▸ **DIRECTION**: Reproduce the material word for word; the images stay out.

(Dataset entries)
○ ○ ○ ○ ○ ○ ○

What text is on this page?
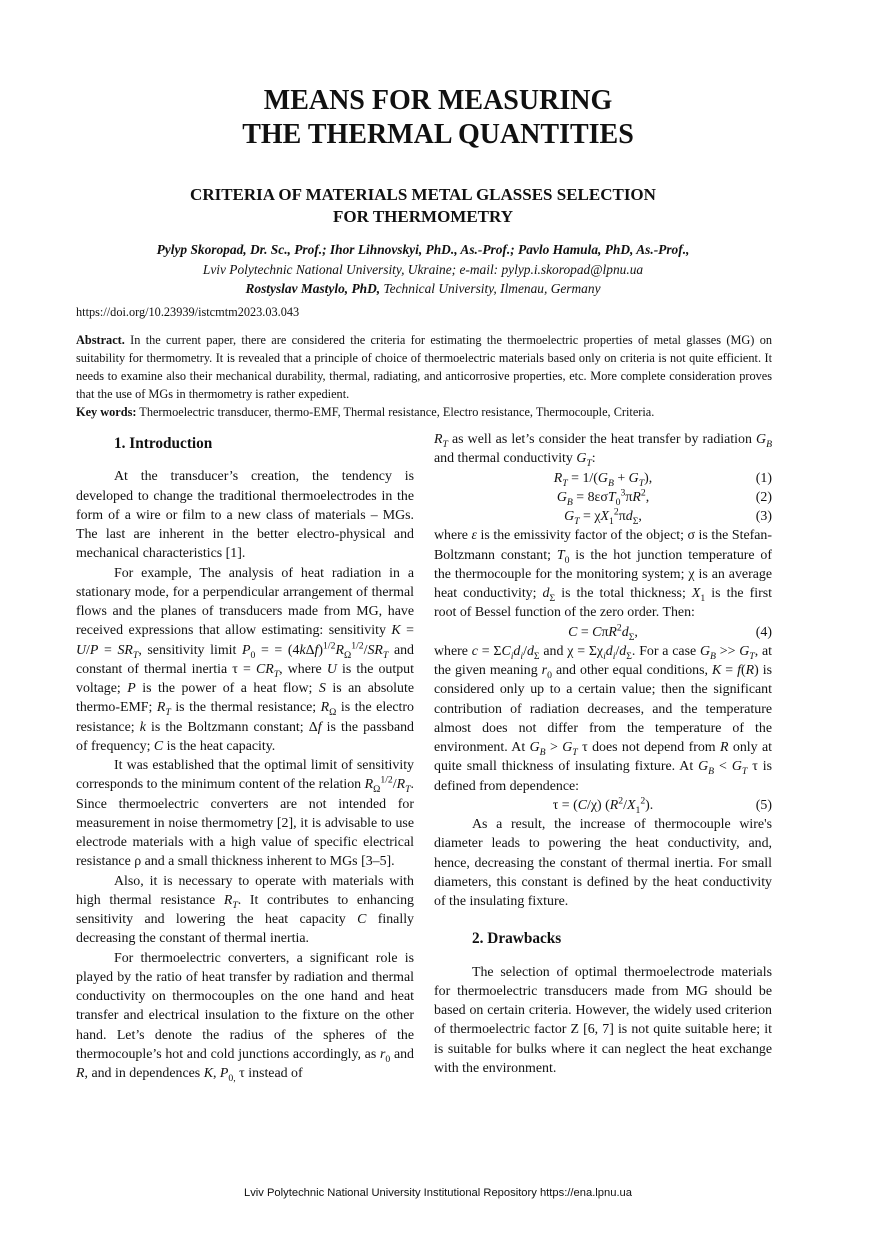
MEANS FOR MEASURING
THE THERMAL QUANTITIES
CRITERIA OF MATERIALS METAL GLASSES SELECTION
FOR THERMOMETRY
Pylyp Skoropad, Dr. Sc., Prof.; Ihor Lihnovskyi, PhD., As.-Prof.; Pavlo Hamula, PhD, As.-Prof.,
Lviv Polytechnic National University, Ukraine; e-mail: pylyp.i.skoropad@lpnu.ua
Rostyslav Mastylo, PhD, Technical University, Ilmenau, Germany
https://doi.org/10.23939/istcmtm2023.03.043
Abstract. In the current paper, there are considered the criteria for estimating the thermoelectric properties of metal glasses (MG) on suitability for thermometry. It is revealed that a principle of choice of thermoelectric materials based only on criteria is not quite efficient. It needs to examine also their mechanical durability, thermal, radiating, and anticorrosive properties, etc. More complete consideration proves that the use of MGs in thermometry is rather expedient.
Key words: Thermoelectric transducer, thermo-EMF, Thermal resistance, Electro resistance, Thermocouple, Criteria.
1. Introduction

At the transducer’s creation, the tendency is developed to change the traditional thermoelectrodes in the form of a wire or film to a new class of materials – MGs. The last are inherent in the better electro-physical and mechanical characteristics [1].

For example, The analysis of heat radiation in a stationary mode, for a perpendicular arrangement of thermal flows and the planes of transducers made from MG, have received expressions that allow estimating: sensitivity $K = U/P = SR_T$, sensitivity limit $P_0$ = = $(4k\Delta f)^{1/2}R_\Omega^{1/2}/SR_T$ and constant of thermal inertia $\tau = CR_T$, where U is the output voltage; P is the power of a heat flow; S is an absolute thermo-EMF; $R_T$ is the thermal resistance; $R_\Omega$ is the electro resistance; k is the Boltzmann constant; Δf is the passband of frequency; C is the heat capacity.

It was established that the optimal limit of sensitivity corresponds to the minimum content of the relation $R_\Omega^{1/2}/R_T$. Since thermoelectric converters are not intended for measurement in noise thermometry [2], it is advisable to use electrode materials with a high value of specific electrical resistance ρ and a small thickness inherent to MGs [3–5].

Also, it is necessary to operate with materials with high thermal resistance $R_T$. It contributes to enhancing sensitivity and lowering the heat capacity C finally decreasing the constant of thermal inertia.

For thermoelectric converters, a significant role is played by the ratio of heat transfer by radiation and thermal conductivity on thermocouples on the one hand and heat transfer and electrical insulation to the fixture on the other hand. Let’s denote the radius of the spheres of the thermocouple’s hot and cold junctions accordingly, as $r_0$ and R, and in dependences K, $P_{0,}$ τ instead of

$R_T$ as well as let’s consider the heat transfer by radiation $G_B$ and thermal conductivity $G_T$:

$R_T = 1/(G_B + G_T)$,	(1)
$G_B = 8\varepsilon\sigma T_0^3\pi R^2$,	(2)
$G_T = \chi X_1^2\pi d_\Sigma$,	(3)

where ε is the emissivity factor of the object; σ is the Stefan-Boltzmann constant; $T_0$ is the hot junction temperature of the thermocouple for the monitoring system; χ is an average heat conductivity; $d_\Sigma$ is the total thickness; $X_1$ is the first root of Bessel function of the zero order. Then:

$C = C\pi R^2d_\Sigma$,	(4)

where $c = \Sigma C_id_i/d_\Sigma$ and $\chi = \Sigma\chi_id_i/d_\Sigma$. For a case $G_B >> G_T$, at the given meaning $r_0$ and other equal conditions, K = f(R) is considered only up to a certain value; then the significant contribution of radiation decreases, and the temperature almost does not differ from the temperature of the environment. At $G_B > G_T$ τ does not depend from R only at quite small thickness of insulating fixture. At $G_B < G_T$ τ is defined from dependence:

τ = (C/χ) $(R^2/X_1^2)$.	(5)

As a result, the increase of thermocouple wire's diameter leads to powering the heat conductivity, and, hence, decreasing the constant of thermal inertia. For small diameters, this constant is defined by the heat conductivity of the insulating fixture.

2. Drawbacks

The selection of optimal thermoelectrode materials for thermoelectric transducers made from MG should be based on certain criteria. However, the widely used criterion of thermoelectric factor Z [6, 7] is not quite suitable here; it is suitable for bulks where it can neglect the heat exchange with the environment.

Lviv Polytechnic National University Institutional Repository https://ena.lpnu.ua
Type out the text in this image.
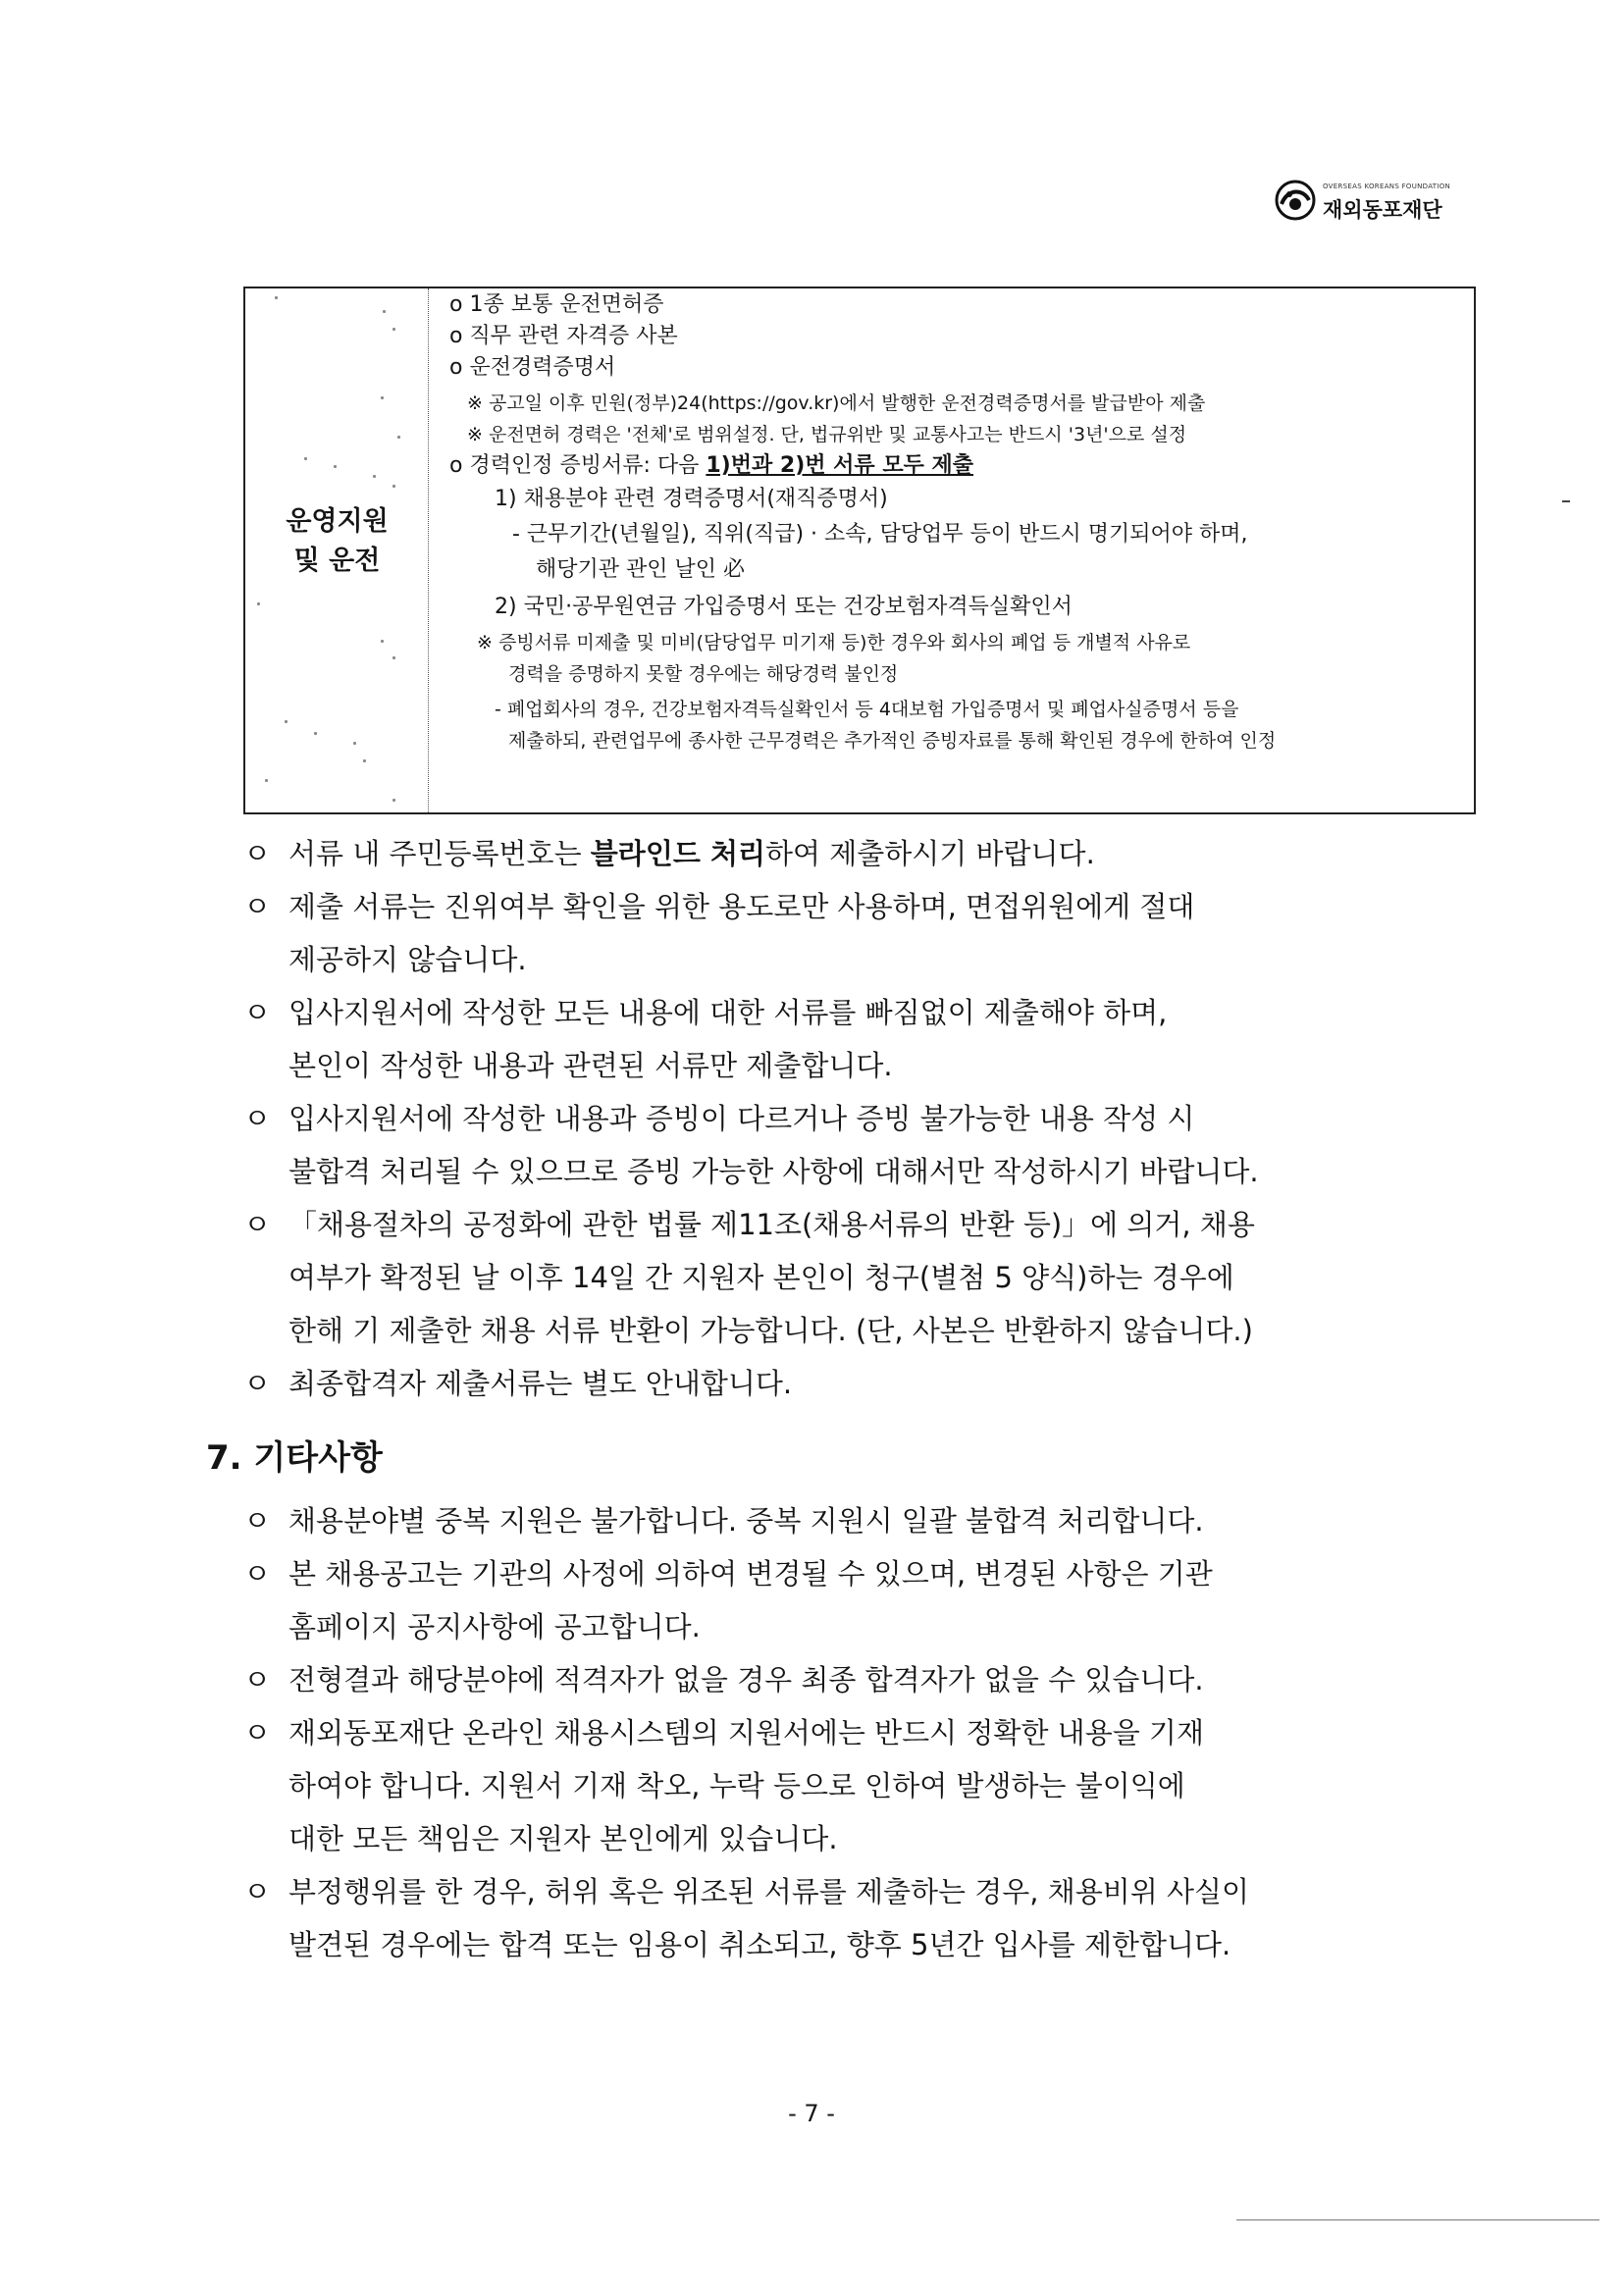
OVERSEAS KOREANS FOUNDATION
재외동포재단
운영지원
및 운전
o 1종 보통 운전면허증
o 직무 관련 자격증 사본
o 운전경력증명서
※ 공고일 이후 민원(정부)24(https://gov.kr)에서 발행한 운전경력증명서를 발급받아 제출
※ 운전면허 경력은 '전체'로 범위설정. 단, 법규위반 및 교통사고는 반드시 '3년'으로 설정
o 경력인정 증빙서류: 다음 1)번과 2)번 서류 모두 제출
1) 채용분야 관련 경력증명서(재직증명서)
- 근무기간(년월일), 직위(직급) · 소속, 담당업무 등이 반드시 명기되어야 하며,
해당기관 관인 날인 必
2) 국민·공무원연금 가입증명서 또는 건강보험자격득실확인서
※ 증빙서류 미제출 및 미비(담당업무 미기재 등)한 경우와 회사의 폐업 등 개별적 사유로
경력을 증명하지 못할 경우에는 해당경력 불인정
- 폐업회사의 경우, 건강보험자격득실확인서 등 4대보험 가입증명서 및 폐업사실증명서 등을
제출하되, 관련업무에 종사한 근무경력은 추가적인 증빙자료를 통해 확인된 경우에 한하여 인정
ㅇ 서류 내 주민등록번호는 블라인드 처리하여 제출하시기 바랍니다.
ㅇ 제출 서류는 진위여부 확인을 위한 용도로만 사용하며, 면접위원에게 절대
제공하지 않습니다.
ㅇ 입사지원서에 작성한 모든 내용에 대한 서류를 빠짐없이 제출해야 하며,
본인이 작성한 내용과 관련된 서류만 제출합니다.
ㅇ 입사지원서에 작성한 내용과 증빙이 다르거나 증빙 불가능한 내용 작성 시
불합격 처리될 수 있으므로 증빙 가능한 사항에 대해서만 작성하시기 바랍니다.
ㅇ 「채용절차의 공정화에 관한 법률 제11조(채용서류의 반환 등)」에 의거, 채용
여부가 확정된 날 이후 14일 간 지원자 본인이 청구(별첨 5 양식)하는 경우에
한해 기 제출한 채용 서류 반환이 가능합니다. (단, 사본은 반환하지 않습니다.)
ㅇ 최종합격자 제출서류는 별도 안내합니다.
7. 기타사항
ㅇ 채용분야별 중복 지원은 불가합니다. 중복 지원시 일괄 불합격 처리합니다.
ㅇ 본 채용공고는 기관의 사정에 의하여 변경될 수 있으며, 변경된 사항은 기관
홈페이지 공지사항에 공고합니다.
ㅇ 전형결과 해당분야에 적격자가 없을 경우 최종 합격자가 없을 수 있습니다.
ㅇ 재외동포재단 온라인 채용시스템의 지원서에는 반드시 정확한 내용을 기재
하여야 합니다. 지원서 기재 착오, 누락 등으로 인하여 발생하는 불이익에
대한 모든 책임은 지원자 본인에게 있습니다.
ㅇ 부정행위를 한 경우, 허위 혹은 위조된 서류를 제출하는 경우, 채용비위 사실이
발견된 경우에는 합격 또는 임용이 취소되고, 향후 5년간 입사를 제한합니다.
- 7 -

○ ○ ○ ○ ○ ○ ○

▸ **SOLUTION TO THE PROBLEM**:
What text is on this page?
MEANS FOR MEASURING
THE THERMAL QUANTITIES
CRITERIA OF MATERIALS METAL GLASSES SELECTION
FOR THERMOMETRY
Pylyp Skoropad, Dr. Sc., Prof.; Ihor Lihnovskyi, PhD., As.-Prof.; Pavlo Hamula, PhD, As.-Prof.,
Lviv Polytechnic National University, Ukraine; e-mail: pylyp.i.skoropad@lpnu.ua
Rostyslav Mastylo, PhD, Technical University, Ilmenau, Germany
https://doi.org/10.23939/istcmtm2023.03.043
Abstract. In the current paper, there are considered the criteria for estimating the thermoelectric properties of metal glasses (MG) on suitability for thermometry. It is revealed that a principle of choice of thermoelectric materials based only on criteria is not quite efficient. It needs to examine also their mechanical durability, thermal, radiating, and anticorrosive properties, etc. More complete consideration proves that the use of MGs in thermometry is rather expedient.
Key words: Thermoelectric transducer, thermo-EMF, Thermal resistance, Electro resistance, Thermocouple, Criteria.
1. Introduction

At the transducer’s creation, the tendency is developed to change the traditional thermoelectrodes in the form of a wire or film to a new class of materials – MGs. The last are inherent in the better electro-physical and mechanical characteristics [1].

For example, The analysis of heat radiation in a stationary mode, for a perpendicular arrangement of thermal flows and the planes of transducers made from MG, have received expressions that allow estimating: sensitivity $K = U/P = SR_T$, sensitivity limit $P_0$ = = $(4k\Delta f)^{1/2}R_\Omega^{1/2}/SR_T$ and constant of thermal inertia $\tau = CR_T$, where U is the output voltage; P is the power of a heat flow; S is an absolute thermo-EMF; $R_T$ is the thermal resistance; $R_\Omega$ is the electro resistance; k is the Boltzmann constant; Δf is the passband of frequency; C is the heat capacity.

It was established that the optimal limit of sensitivity corresponds to the minimum content of the relation $R_\Omega^{1/2}/R_T$. Since thermoelectric converters are not intended for measurement in noise thermometry [2], it is advisable to use electrode materials with a high value of specific electrical resistance ρ and a small thickness inherent to MGs [3–5].

Also, it is necessary to operate with materials with high thermal resistance $R_T$. It contributes to enhancing sensitivity and lowering the heat capacity C finally decreasing the constant of thermal inertia.

For thermoelectric converters, a significant role is played by the ratio of heat transfer by radiation and thermal conductivity on thermocouples on the one hand and heat transfer and electrical insulation to the fixture on the other hand. Let’s denote the radius of the spheres of the thermocouple’s hot and cold junctions accordingly, as $r_0$ and R, and in dependences K, $P_{0,}$ τ instead of

$R_T$ as well as let’s consider the heat transfer by radiation $G_B$ and thermal conductivity $G_T$:

$R_T = 1/(G_B + G_T)$,	(1)
$G_B = 8\varepsilon\sigma T_0^3\pi R^2$,	(2)
$G_T = \chi X_1^2\pi d_\Sigma$,	(3)

where ε is the emissivity factor of the object; σ is the Stefan-Boltzmann constant; $T_0$ is the hot junction temperature of the thermocouple for the monitoring system; χ is an average heat conductivity; $d_\Sigma$ is the total thickness; $X_1$ is the first root of Bessel function of the zero order. Then:

$C = C\pi R^2d_\Sigma$,	(4)

where $c = \Sigma C_id_i/d_\Sigma$ and $\chi = \Sigma\chi_id_i/d_\Sigma$. For a case $G_B >> G_T$, at the given meaning $r_0$ and other equal conditions, K = f(R) is considered only up to a certain value; then the significant contribution of radiation decreases, and the temperature almost does not differ from the temperature of the environment. At $G_B > G_T$ τ does not depend from R only at quite small thickness of insulating fixture. At $G_B < G_T$ τ is defined from dependence:

τ = (C/χ) $(R^2/X_1^2)$.	(5)

As a result, the increase of thermocouple wire's diameter leads to powering the heat conductivity, and, hence, decreasing the constant of thermal inertia. For small diameters, this constant is defined by the heat conductivity of the insulating fixture.

2. Drawbacks

The selection of optimal thermoelectrode materials for thermoelectric transducers made from MG should be based on certain criteria. However, the widely used criterion of thermoelectric factor Z [6, 7] is not quite suitable here; it is suitable for bulks where it can neglect the heat exchange with the environment.

Lviv Polytechnic National University Institutional Repository https://ena.lpnu.ua
Type out the text in this image.
OVERSEAS KOREANS FOUNDATION
재외동포재단
운영지원
및 운전
o 1종 보통 운전면허증
o 직무 관련 자격증 사본
o 운전경력증명서
※ 공고일 이후 민원(정부)24(https://gov.kr)에서 발행한 운전경력증명서를 발급받아 제출
※ 운전면허 경력은 '전체'로 범위설정. 단, 법규위반 및 교통사고는 반드시 '3년'으로 설정
o 경력인정 증빙서류: 다음 1)번과 2)번 서류 모두 제출
1) 채용분야 관련 경력증명서(재직증명서)
- 근무기간(년월일), 직위(직급) · 소속, 담당업무 등이 반드시 명기되어야 하며,
해당기관 관인 날인 必
2) 국민·공무원연금 가입증명서 또는 건강보험자격득실확인서
※ 증빙서류 미제출 및 미비(담당업무 미기재 등)한 경우와 회사의 폐업 등 개별적 사유로
경력을 증명하지 못할 경우에는 해당경력 불인정
- 폐업회사의 경우, 건강보험자격득실확인서 등 4대보험 가입증명서 및 폐업사실증명서 등을
제출하되, 관련업무에 종사한 근무경력은 추가적인 증빙자료를 통해 확인된 경우에 한하여 인정
ㅇ 서류 내 주민등록번호는 블라인드 처리하여 제출하시기 바랍니다.
ㅇ 제출 서류는 진위여부 확인을 위한 용도로만 사용하며, 면접위원에게 절대
제공하지 않습니다.
ㅇ 입사지원서에 작성한 모든 내용에 대한 서류를 빠짐없이 제출해야 하며,
본인이 작성한 내용과 관련된 서류만 제출합니다.
ㅇ 입사지원서에 작성한 내용과 증빙이 다르거나 증빙 불가능한 내용 작성 시
불합격 처리될 수 있으므로 증빙 가능한 사항에 대해서만 작성하시기 바랍니다.
ㅇ 「채용절차의 공정화에 관한 법률 제11조(채용서류의 반환 등)」에 의거, 채용
여부가 확정된 날 이후 14일 간 지원자 본인이 청구(별첨 5 양식)하는 경우에
한해 기 제출한 채용 서류 반환이 가능합니다. (단, 사본은 반환하지 않습니다.)
ㅇ 최종합격자 제출서류는 별도 안내합니다.
7. 기타사항
ㅇ 채용분야별 중복 지원은 불가합니다. 중복 지원시 일괄 불합격 처리합니다.
ㅇ 본 채용공고는 기관의 사정에 의하여 변경될 수 있으며, 변경된 사항은 기관
홈페이지 공지사항에 공고합니다.
ㅇ 전형결과 해당분야에 적격자가 없을 경우 최종 합격자가 없을 수 있습니다.
ㅇ 재외동포재단 온라인 채용시스템의 지원서에는 반드시 정확한 내용을 기재
하여야 합니다. 지원서 기재 착오, 누락 등으로 인하여 발생하는 불이익에
대한 모든 책임은 지원자 본인에게 있습니다.
ㅇ 부정행위를 한 경우, 허위 혹은 위조된 서류를 제출하는 경우, 채용비위 사실이
발견된 경우에는 합격 또는 임용이 취소되고, 향후 5년간 입사를 제한합니다.
- 7 -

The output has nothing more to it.